→ PROBLEM REQUIREMENTS
Read the listing and extract each line that includes the word "outside".
>> BEGIN DATA PROVIDED
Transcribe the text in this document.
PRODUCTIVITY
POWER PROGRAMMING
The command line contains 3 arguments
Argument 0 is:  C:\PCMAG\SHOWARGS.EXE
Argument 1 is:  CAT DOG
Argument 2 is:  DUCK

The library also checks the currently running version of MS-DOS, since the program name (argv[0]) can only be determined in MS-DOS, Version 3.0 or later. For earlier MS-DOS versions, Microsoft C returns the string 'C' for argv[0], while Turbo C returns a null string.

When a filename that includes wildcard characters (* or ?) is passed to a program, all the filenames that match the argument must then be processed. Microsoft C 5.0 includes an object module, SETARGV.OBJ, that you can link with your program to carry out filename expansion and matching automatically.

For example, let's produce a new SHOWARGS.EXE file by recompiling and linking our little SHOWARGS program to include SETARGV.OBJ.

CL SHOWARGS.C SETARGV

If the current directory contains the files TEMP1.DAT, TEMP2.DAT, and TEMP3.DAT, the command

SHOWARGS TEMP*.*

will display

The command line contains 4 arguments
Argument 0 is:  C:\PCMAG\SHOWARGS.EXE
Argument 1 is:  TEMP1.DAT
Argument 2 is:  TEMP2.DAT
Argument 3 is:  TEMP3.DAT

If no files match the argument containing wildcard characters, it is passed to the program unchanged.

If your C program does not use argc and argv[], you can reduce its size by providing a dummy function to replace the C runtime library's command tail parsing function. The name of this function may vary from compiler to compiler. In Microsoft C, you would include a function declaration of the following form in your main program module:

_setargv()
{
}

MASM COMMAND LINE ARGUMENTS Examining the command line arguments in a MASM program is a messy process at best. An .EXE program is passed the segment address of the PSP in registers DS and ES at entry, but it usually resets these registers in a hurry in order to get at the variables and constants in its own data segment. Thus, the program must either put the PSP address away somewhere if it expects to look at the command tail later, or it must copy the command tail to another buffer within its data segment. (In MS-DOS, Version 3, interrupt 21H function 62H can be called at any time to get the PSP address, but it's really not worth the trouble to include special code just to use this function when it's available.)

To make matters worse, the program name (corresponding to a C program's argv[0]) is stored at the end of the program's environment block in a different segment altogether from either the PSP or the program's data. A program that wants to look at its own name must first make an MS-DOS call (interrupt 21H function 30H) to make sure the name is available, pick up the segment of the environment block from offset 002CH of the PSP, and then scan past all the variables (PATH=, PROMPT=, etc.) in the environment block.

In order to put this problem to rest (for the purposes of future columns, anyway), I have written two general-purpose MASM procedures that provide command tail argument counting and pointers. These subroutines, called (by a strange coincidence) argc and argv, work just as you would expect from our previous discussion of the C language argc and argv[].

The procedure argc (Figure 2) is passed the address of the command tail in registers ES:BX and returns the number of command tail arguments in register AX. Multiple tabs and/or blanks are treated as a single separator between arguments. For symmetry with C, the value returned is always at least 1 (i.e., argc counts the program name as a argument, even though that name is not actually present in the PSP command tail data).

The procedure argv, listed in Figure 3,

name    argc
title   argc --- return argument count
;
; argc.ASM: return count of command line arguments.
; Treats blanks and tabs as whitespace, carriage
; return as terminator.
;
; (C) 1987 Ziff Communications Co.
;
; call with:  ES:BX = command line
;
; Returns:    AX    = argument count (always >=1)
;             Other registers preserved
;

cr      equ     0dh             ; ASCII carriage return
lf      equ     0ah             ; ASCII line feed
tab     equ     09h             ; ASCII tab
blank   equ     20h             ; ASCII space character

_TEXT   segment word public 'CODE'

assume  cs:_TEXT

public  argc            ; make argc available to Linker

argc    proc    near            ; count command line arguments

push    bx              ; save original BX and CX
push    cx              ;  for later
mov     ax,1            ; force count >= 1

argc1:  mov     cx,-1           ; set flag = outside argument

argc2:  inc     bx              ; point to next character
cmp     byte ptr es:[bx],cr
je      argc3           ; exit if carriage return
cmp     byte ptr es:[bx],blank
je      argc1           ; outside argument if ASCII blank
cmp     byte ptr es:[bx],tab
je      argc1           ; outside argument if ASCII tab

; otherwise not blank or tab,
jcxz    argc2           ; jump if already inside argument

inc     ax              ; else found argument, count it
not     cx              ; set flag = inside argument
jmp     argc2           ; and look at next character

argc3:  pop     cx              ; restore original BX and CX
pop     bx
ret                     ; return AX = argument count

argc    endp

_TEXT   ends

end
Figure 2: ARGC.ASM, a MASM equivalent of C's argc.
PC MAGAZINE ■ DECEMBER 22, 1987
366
>> END DATA PROVIDED
→ RESULT OF THIS TASK
argc1:  mov     cx,-1           ; set flag = outside argument
je      argc1           ; outside argument if ASCII blank
je      argc1           ; outside argument if ASCII tab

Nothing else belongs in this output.